Document transcription data:

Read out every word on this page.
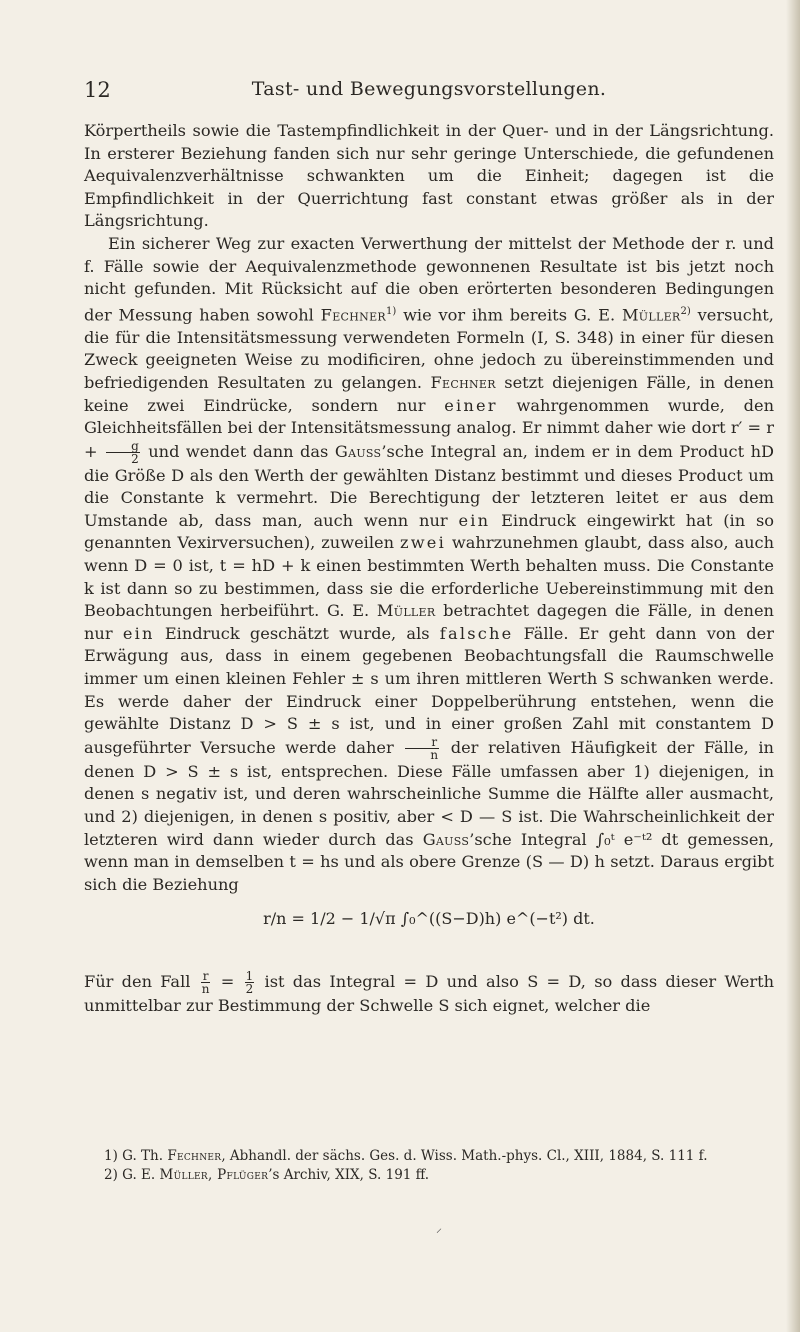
12	Tast- und Bewegungsvorstellungen.

Körpertheils sowie die Tastempfindlichkeit in der Quer- und in der Längsrichtung. In ersterer Beziehung fanden sich nur sehr geringe Unterschiede, die gefundenen Aequivalenzverhältnisse schwankten um die Einheit; dagegen ist die Empfindlichkeit in der Querrichtung fast constant etwas größer als in der Längsrichtung.

Ein sicherer Weg zur exacten Verwerthung der mittelst der Methode der r. und f. Fälle sowie der Aequivalenzmethode gewonnenen Resultate ist bis jetzt noch nicht gefunden. Mit Rücksicht auf die oben erörterten besonderen Bedingungen der Messung haben sowohl Fechner$^{1)}$ wie vor ihm bereits G. E. Müller$^{2)}$ versucht, die für die Intensitätsmessung verwendeten Formeln (I, S. 348) in einer für diesen Zweck geeigneten Weise zu modificiren, ohne jedoch zu übereinstimmenden und befriedigenden Resultaten zu gelangen. Fechner setzt diejenigen Fälle, in denen keine zwei Eindrücke, sondern nur einer wahrgenommen wurde, den Gleichheitsfällen bei der Intensitätsmessung analog. Er nimmt daher wie dort $r' = r + \frac{g}{2}$ und wendet dann das Gauss’sche Integral an, indem er in dem Product hD die Größe D als den Werth der gewählten Distanz bestimmt und dieses Product um die Constante k vermehrt. Die Berechtigung der letzteren leitet er aus dem Umstande ab, dass man, auch wenn nur ein Eindruck eingewirkt hat (in so genannten Vexirversuchen), zuweilen zwei wahrzunehmen glaubt, dass also, auch wenn D = 0 ist, t = hD + k einen bestimmten Werth behalten muss. Die Constante k ist dann so zu bestimmen, dass sie die erforderliche Uebereinstimmung mit den Beobachtungen herbeiführt. G. E. Müller betrachtet dagegen die Fälle, in denen nur ein Eindruck geschätzt wurde, als falsche Fälle. Er geht dann von der Erwägung aus, dass in einem gegebenen Beobachtungsfall die Raumschwelle immer um einen kleinen Fehler ± s um ihren mittleren Werth S schwanken werde. Es werde daher der Eindruck einer Doppelberührung entstehen, wenn die gewählte Distanz D > S ± s ist, und in einer großen Zahl mit constantem D ausgeführter Versuche werde daher $\frac{r}{n}$ der relativen Häufigkeit der Fälle, in denen D > S ± s ist, entsprechen. Diese Fälle umfassen aber 1) diejenigen, in denen s negativ ist, und deren wahrscheinliche Summe die Hälfte aller ausmacht, und 2) diejenigen, in denen s positiv, aber < D — S ist. Die Wahrscheinlichkeit der letzteren wird dann wieder durch das Gauss’sche Integral ∫₀ᵗ e⁻ᵗ² dt gemessen, wenn man in demselben t = hs und als obere Grenze (S — D) h setzt. Daraus ergibt sich die Beziehung

r/n = 1/2 − 1/√π ∫₀^((S−D)h) e^(−t²) dt.

Für den Fall $\frac{r}{n} = \frac{1}{2}$ ist das Integral = D und also S = D, so dass dieser Werth unmittelbar zur Bestimmung der Schwelle S sich eignet, welcher die

1) G. Th. Fechner, Abhandl. der sächs. Ges. d. Wiss. Math.-phys. Cl., XIII, 1884, S. 111 f.

2) G. E. Müller, Pflüger’s Archiv, XIX, S. 191 ff.

⸝
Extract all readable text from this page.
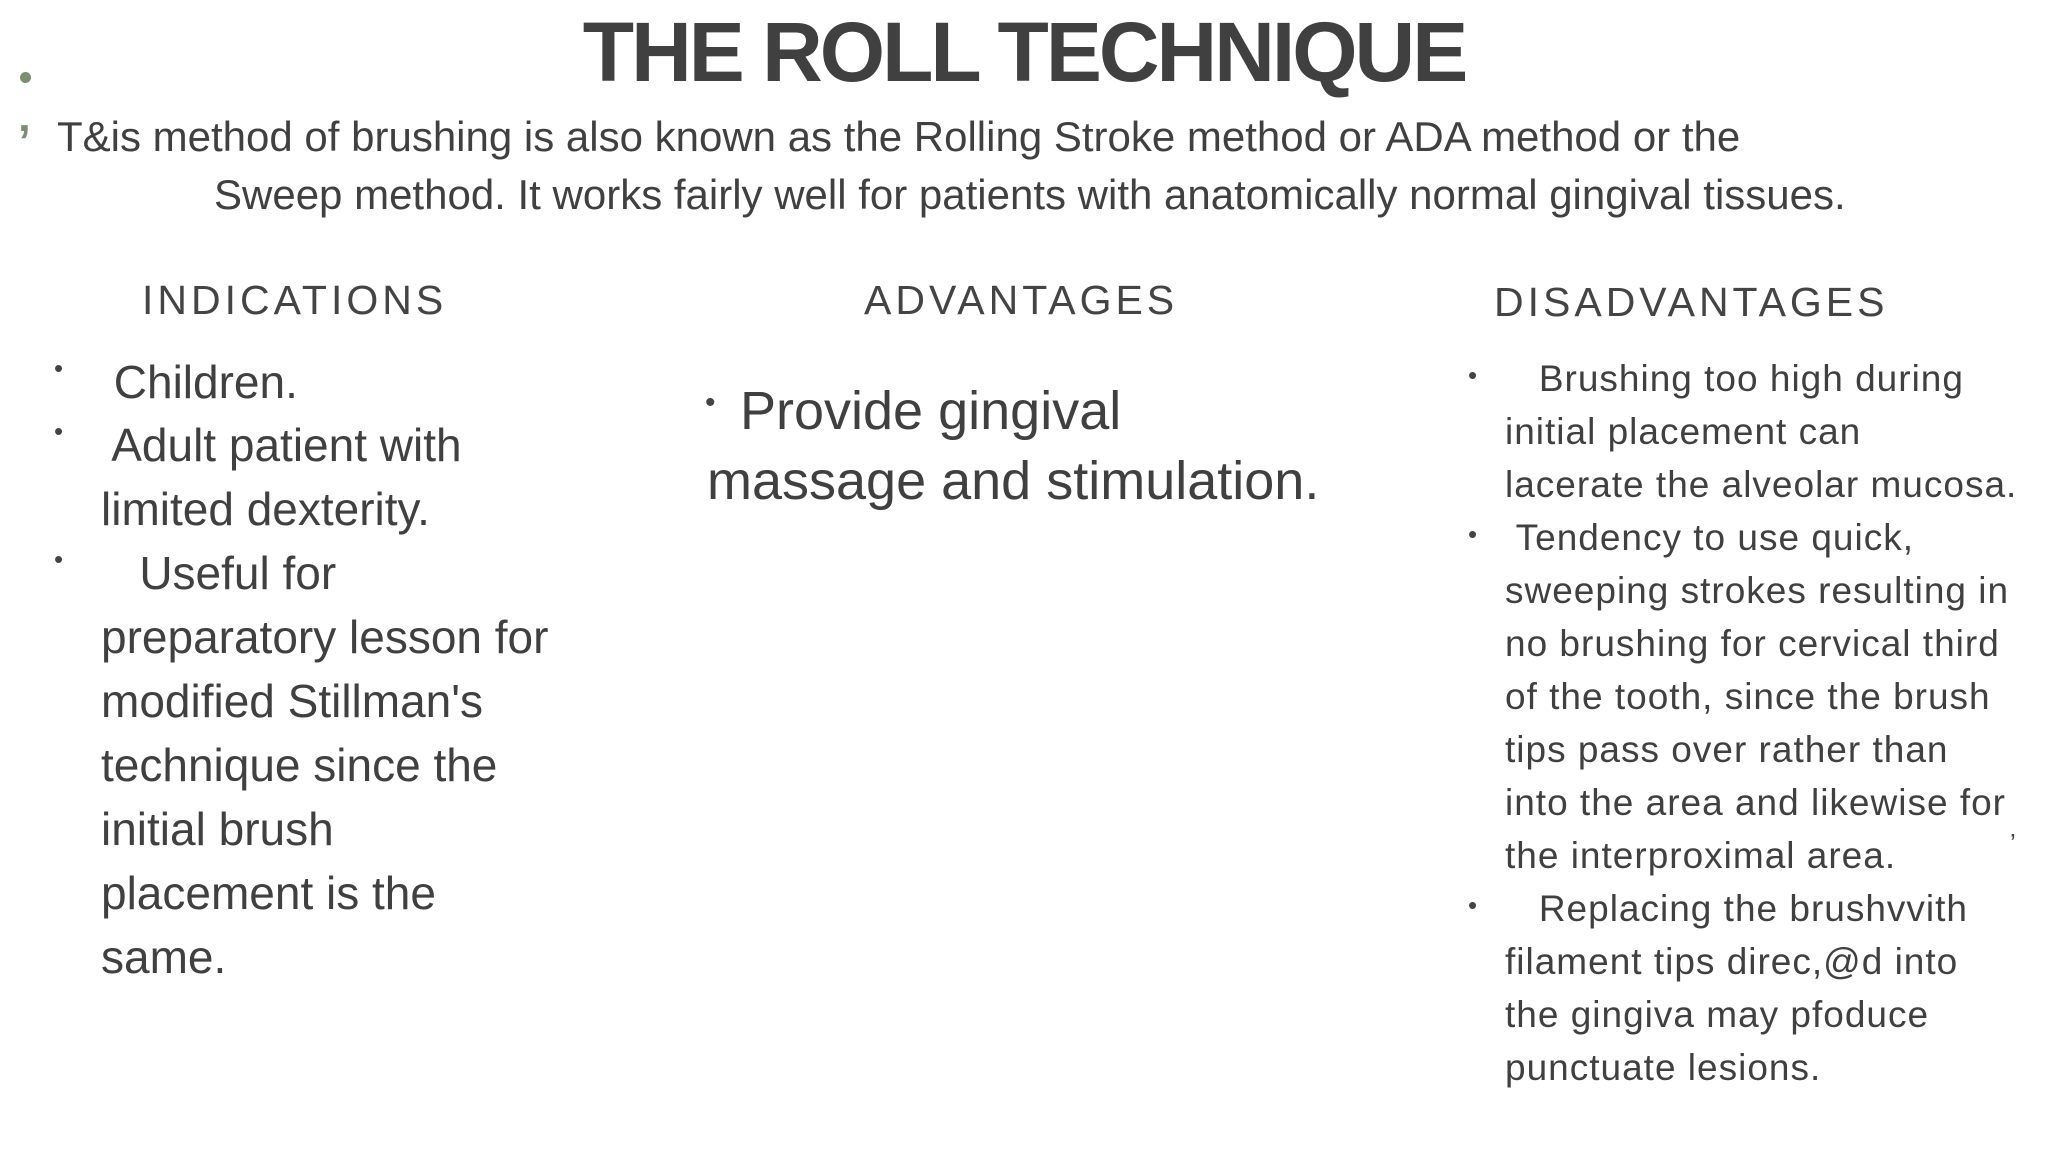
THE ROLL TECHNIQUE
’ T&is method of brushing is also known as the Rolling Stroke method or ADA method or the
Sweep method. It works fairly well for patients with anatomically normal gingival tissues.
INDICATIONS	ADVANTAGES	DISADVANTAGES
• Children.
• Adult patient with
limited dexterity.
• Useful for
preparatory lesson for
modified Stillman's
technique since the
initial brush
placement is the
same.
• Provide gingival
massage and stimulation.
• Brushing too high during
initial placement can
lacerate the alveolar mucosa.
• Tendency to use quick,
sweeping strokes resulting in
no brushing for cervical third
of the tooth, since the brush
tips pass over rather than
into the area and likewise for
the interproximal area.
• Replacing the brushvvith
filament tips direc,@d into
the gingiva may pfoduce
punctuate lesions.
’
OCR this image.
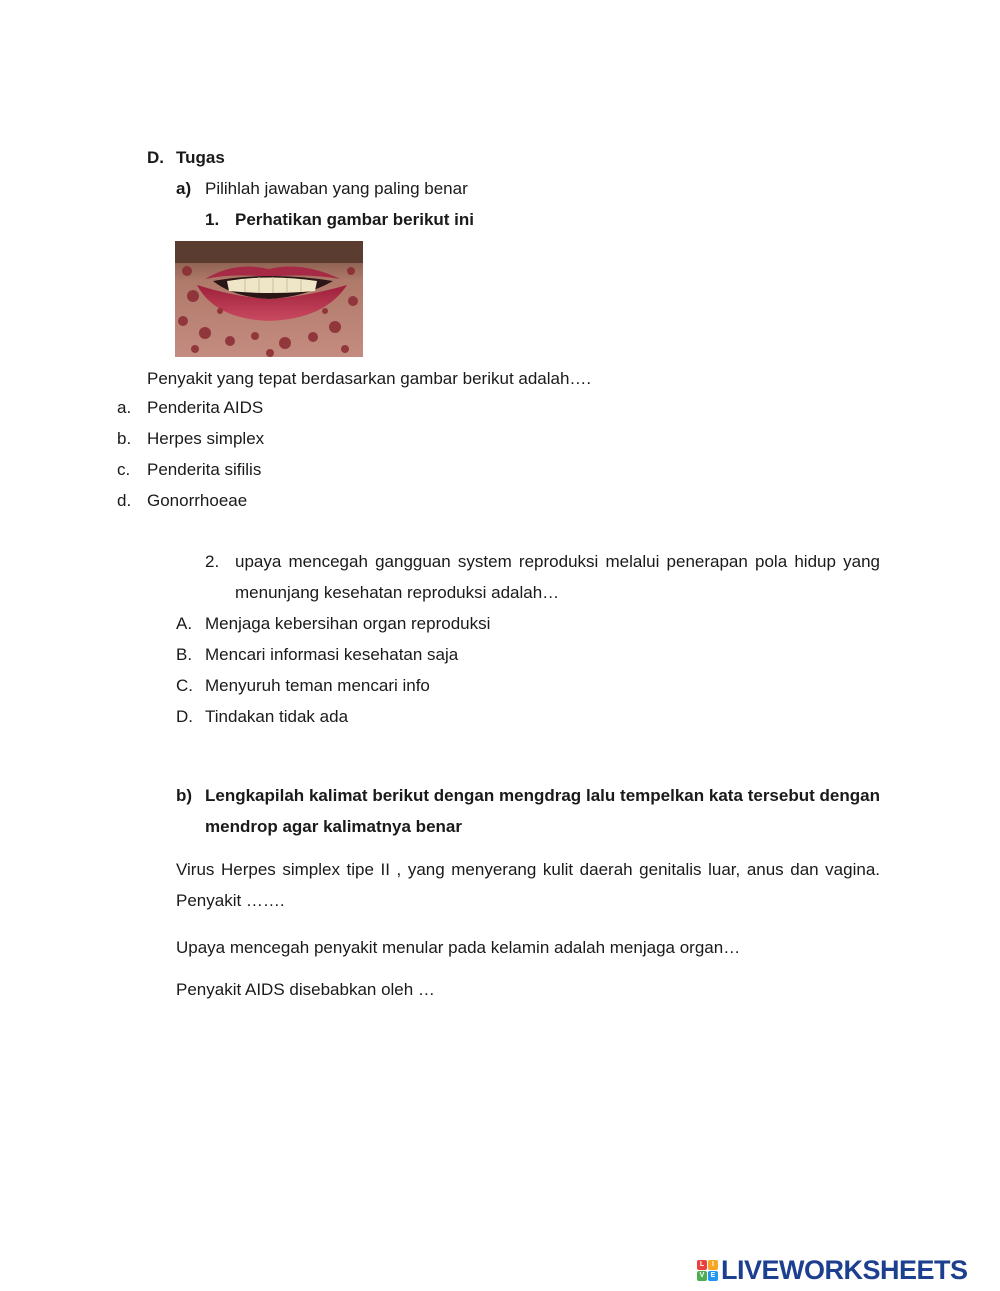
D. Tugas
a) Pilihlah jawaban yang paling benar
1. Perhatikan gambar berikut ini
Penyakit yang tepat berdasarkan gambar berikut adalah….
a. Penderita AIDS
b. Herpes simplex
c. Penderita sifilis
d. Gonorrhoeae
2. upaya mencegah gangguan system reproduksi melalui penerapan pola hidup yang menunjang kesehatan reproduksi adalah…
A. Menjaga kebersihan organ reproduksi
B. Mencari informasi kesehatan saja
C. Menyuruh teman mencari info
D. Tindakan tidak ada
b) Lengkapilah kalimat berikut dengan mengdrag lalu tempelkan kata tersebut dengan mendrop agar kalimatnya benar
Virus Herpes simplex tipe II , yang menyerang kulit daerah genitalis luar, anus dan vagina. Penyakit …….
Upaya mencegah penyakit menular pada kelamin adalah menjaga organ…
Penyakit AIDS disebabkan oleh …
L	I
V E LIVEWORKSHEETS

Task description: Excluding images, return all of the records above word for word.

Answer below:
Read out every word on this page.
12	Tast- und Bewegungsvorstellungen.

Körpertheils sowie die Tastempfindlichkeit in der Quer- und in der Längsrichtung. In ersterer Beziehung fanden sich nur sehr geringe Unterschiede, die gefundenen Aequivalenzverhältnisse schwankten um die Einheit; dagegen ist die Empfindlichkeit in der Querrichtung fast constant etwas größer als in der Längsrichtung.

Ein sicherer Weg zur exacten Verwerthung der mittelst der Methode der r. und f. Fälle sowie der Aequivalenzmethode gewonnenen Resultate ist bis jetzt noch nicht gefunden. Mit Rücksicht auf die oben erörterten besonderen Bedingungen der Messung haben sowohl Fechner$^{1)}$ wie vor ihm bereits G. E. Müller$^{2)}$ versucht, die für die Intensitätsmessung verwendeten Formeln (I, S. 348) in einer für diesen Zweck geeigneten Weise zu modificiren, ohne jedoch zu übereinstimmenden und befriedigenden Resultaten zu gelangen. Fechner setzt diejenigen Fälle, in denen keine zwei Eindrücke, sondern nur einer wahrgenommen wurde, den Gleichheitsfällen bei der Intensitätsmessung analog. Er nimmt daher wie dort $r' = r + \frac{g}{2}$ und wendet dann das Gauss’sche Integral an, indem er in dem Product hD die Größe D als den Werth der gewählten Distanz bestimmt und dieses Product um die Constante k vermehrt. Die Berechtigung der letzteren leitet er aus dem Umstande ab, dass man, auch wenn nur ein Eindruck eingewirkt hat (in so genannten Vexirversuchen), zuweilen zwei wahrzunehmen glaubt, dass also, auch wenn D = 0 ist, t = hD + k einen bestimmten Werth behalten muss. Die Constante k ist dann so zu bestimmen, dass sie die erforderliche Uebereinstimmung mit den Beobachtungen herbeiführt. G. E. Müller betrachtet dagegen die Fälle, in denen nur ein Eindruck geschätzt wurde, als falsche Fälle. Er geht dann von der Erwägung aus, dass in einem gegebenen Beobachtungsfall die Raumschwelle immer um einen kleinen Fehler ± s um ihren mittleren Werth S schwanken werde. Es werde daher der Eindruck einer Doppelberührung entstehen, wenn die gewählte Distanz D > S ± s ist, und in einer großen Zahl mit constantem D ausgeführter Versuche werde daher $\frac{r}{n}$ der relativen Häufigkeit der Fälle, in denen D > S ± s ist, entsprechen. Diese Fälle umfassen aber 1) diejenigen, in denen s negativ ist, und deren wahrscheinliche Summe die Hälfte aller ausmacht, und 2) diejenigen, in denen s positiv, aber < D — S ist. Die Wahrscheinlichkeit der letzteren wird dann wieder durch das Gauss’sche Integral ∫₀ᵗ e⁻ᵗ² dt gemessen, wenn man in demselben t = hs und als obere Grenze (S — D) h setzt. Daraus ergibt sich die Beziehung

r/n = 1/2 − 1/√π ∫₀^((S−D)h) e^(−t²) dt.

Für den Fall $\frac{r}{n} = \frac{1}{2}$ ist das Integral = D und also S = D, so dass dieser Werth unmittelbar zur Bestimmung der Schwelle S sich eignet, welcher die

1) G. Th. Fechner, Abhandl. der sächs. Ges. d. Wiss. Math.-phys. Cl., XIII, 1884, S. 111 f.

2) G. E. Müller, Pflüger’s Archiv, XIX, S. 191 ff.

⸝
Extract all readable text from this page.
THE ROLL TECHNIQUE
’ T&is method of brushing is also known as the Rolling Stroke method or ADA method or the
Sweep method. It works fairly well for patients with anatomically normal gingival tissues.
INDICATIONS	ADVANTAGES	DISADVANTAGES
• Children.
• Adult patient with
limited dexterity.
• Useful for
preparatory lesson for
modified Stillman's
technique since the
initial brush
placement is the
same.
• Provide gingival
massage and stimulation.
• Brushing too high during
initial placement can
lacerate the alveolar mucosa.
• Tendency to use quick,
sweeping strokes resulting in
no brushing for cervical third
of the tooth, since the brush
tips pass over rather than
into the area and likewise for
the interproximal area.
• Replacing the brushvvith
filament tips direc,@d into
the gingiva may pfoduce
punctuate lesions.
’
OCR this image.
D. Tugas
a) Pilihlah jawaban yang paling benar
1. Perhatikan gambar berikut ini
Penyakit yang tepat berdasarkan gambar berikut adalah….
a. Penderita AIDS
b. Herpes simplex
c. Penderita sifilis
d. Gonorrhoeae
2. upaya mencegah gangguan system reproduksi melalui penerapan pola hidup yang menunjang kesehatan reproduksi adalah…
A. Menjaga kebersihan organ reproduksi
B. Mencari informasi kesehatan saja
C. Menyuruh teman mencari info
D. Tindakan tidak ada
b) Lengkapilah kalimat berikut dengan mengdrag lalu tempelkan kata tersebut dengan mendrop agar kalimatnya benar
Virus Herpes simplex tipe II , yang menyerang kulit daerah genitalis luar, anus dan vagina. Penyakit …….
Upaya mencegah penyakit menular pada kelamin adalah menjaga organ…
Penyakit AIDS disebabkan oleh …
L	I
V E LIVEWORKSHEETS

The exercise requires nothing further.